begin Data to process
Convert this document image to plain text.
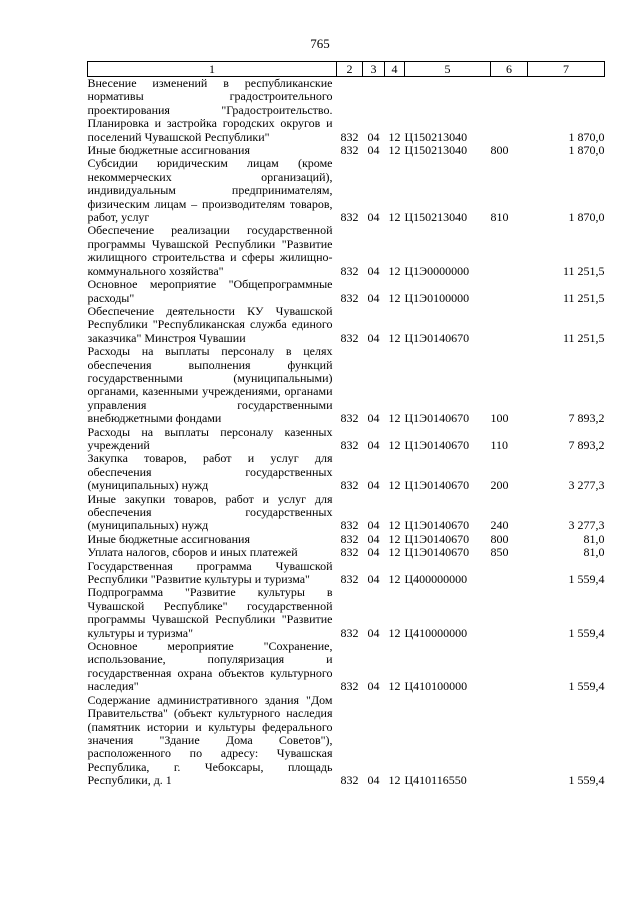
765
1	2	3	4	5	6	7
Внесение изменений в республиканские нормативы градостроительного проектирования "Градостроительство. Планировка и застройка городских округов и поселений Чувашской Республики"	832	04	12	Ц150213040		1 870,0
Иные бюджетные ассигнования	832	04	12	Ц150213040	800	1 870,0
Субсидии юридическим лицам (кроме некоммерческих организаций), индивидуальным предпринимателям, физическим лицам – производителям товаров, работ, услуг	832	04	12	Ц150213040	810	1 870,0
Обеспечение реализации государственной программы Чувашской Республики "Развитие жилищного строительства и сферы жилищно-коммунального хозяйства"	832	04	12	Ц1Э0000000		11 251,5
Основное мероприятие "Общепрограммные расходы"	832	04	12	Ц1Э0100000		11 251,5
Обеспечение деятельности КУ Чувашской Республики "Республиканская служба единого заказчика" Минстроя Чувашии	832	04	12	Ц1Э0140670		11 251,5
Расходы на выплаты персоналу в целях обеспечения выполнения функций государственными (муниципальными) органами, казенными учреждениями, органами управления государственными внебюджетными фондами	832	04	12	Ц1Э0140670	100	7 893,2
Расходы на выплаты персоналу казенных учреждений	832	04	12	Ц1Э0140670	110	7 893,2
Закупка товаров, работ и услуг для обеспечения государственных (муниципальных) нужд	832	04	12	Ц1Э0140670	200	3 277,3
Иные закупки товаров, работ и услуг для обеспечения государственных (муниципальных) нужд	832	04	12	Ц1Э0140670	240	3 277,3
Иные бюджетные ассигнования	832	04	12	Ц1Э0140670	800	81,0
Уплата налогов, сборов и иных платежей	832	04	12	Ц1Э0140670	850	81,0
Государственная программа Чувашской Республики "Развитие культуры и туризма"	832	04	12	Ц400000000		1 559,4
Подпрограмма "Развитие культуры в Чувашской Республике" государственной программы Чувашской Республики "Развитие культуры и туризма"	832	04	12	Ц410000000		1 559,4
Основное мероприятие "Сохранение, использование, популяризация и государственная охрана объектов культурного наследия"	832	04	12	Ц410100000		1 559,4
Содержание административного здания "Дом Правительства" (объект культурного наследия (памятник истории и культуры федерального значения "Здание Дома Советов"), расположенного по адресу: Чувашская Республика, г. Чебоксары, площадь Республики, д. 1	832	04	12	Ц410116550		1 559,4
end Data to process
:: What you are asked to do ::
Skip the pictures, then retype every line above exactly.

:: Final result ::
Convert this document image to plain text.
765
1	2	3	4	5	6	7
Внесение изменений в республиканские нормативы градостроительного проектирования "Градостроительство. Планировка и застройка городских округов и поселений Чувашской Республики"	832	04	12	Ц150213040		1 870,0
Иные бюджетные ассигнования	832	04	12	Ц150213040	800	1 870,0
Субсидии юридическим лицам (кроме некоммерческих организаций), индивидуальным предпринимателям, физическим лицам – производителям товаров, работ, услуг	832	04	12	Ц150213040	810	1 870,0
Обеспечение реализации государственной программы Чувашской Республики "Развитие жилищного строительства и сферы жилищно-коммунального хозяйства"	832	04	12	Ц1Э0000000		11 251,5
Основное мероприятие "Общепрограммные расходы"	832	04	12	Ц1Э0100000		11 251,5
Обеспечение деятельности КУ Чувашской Республики "Республиканская служба единого заказчика" Минстроя Чувашии	832	04	12	Ц1Э0140670		11 251,5
Расходы на выплаты персоналу в целях обеспечения выполнения функций государственными (муниципальными) органами, казенными учреждениями, органами управления государственными внебюджетными фондами	832	04	12	Ц1Э0140670	100	7 893,2
Расходы на выплаты персоналу казенных учреждений	832	04	12	Ц1Э0140670	110	7 893,2
Закупка товаров, работ и услуг для обеспечения государственных (муниципальных) нужд	832	04	12	Ц1Э0140670	200	3 277,3
Иные закупки товаров, работ и услуг для обеспечения государственных (муниципальных) нужд	832	04	12	Ц1Э0140670	240	3 277,3
Иные бюджетные ассигнования	832	04	12	Ц1Э0140670	800	81,0
Уплата налогов, сборов и иных платежей	832	04	12	Ц1Э0140670	850	81,0
Государственная программа Чувашской Республики "Развитие культуры и туризма"	832	04	12	Ц400000000		1 559,4
Подпрограмма "Развитие культуры в Чувашской Республике" государственной программы Чувашской Республики "Развитие культуры и туризма"	832	04	12	Ц410000000		1 559,4
Основное мероприятие "Сохранение, использование, популяризация и государственная охрана объектов культурного наследия"	832	04	12	Ц410100000		1 559,4
Содержание административного здания "Дом Правительства" (объект культурного наследия (памятник истории и культуры федерального значения "Здание Дома Советов"), расположенного по адресу: Чувашская Республика, г. Чебоксары, площадь Республики, д. 1	832	04	12	Ц410116550		1 559,4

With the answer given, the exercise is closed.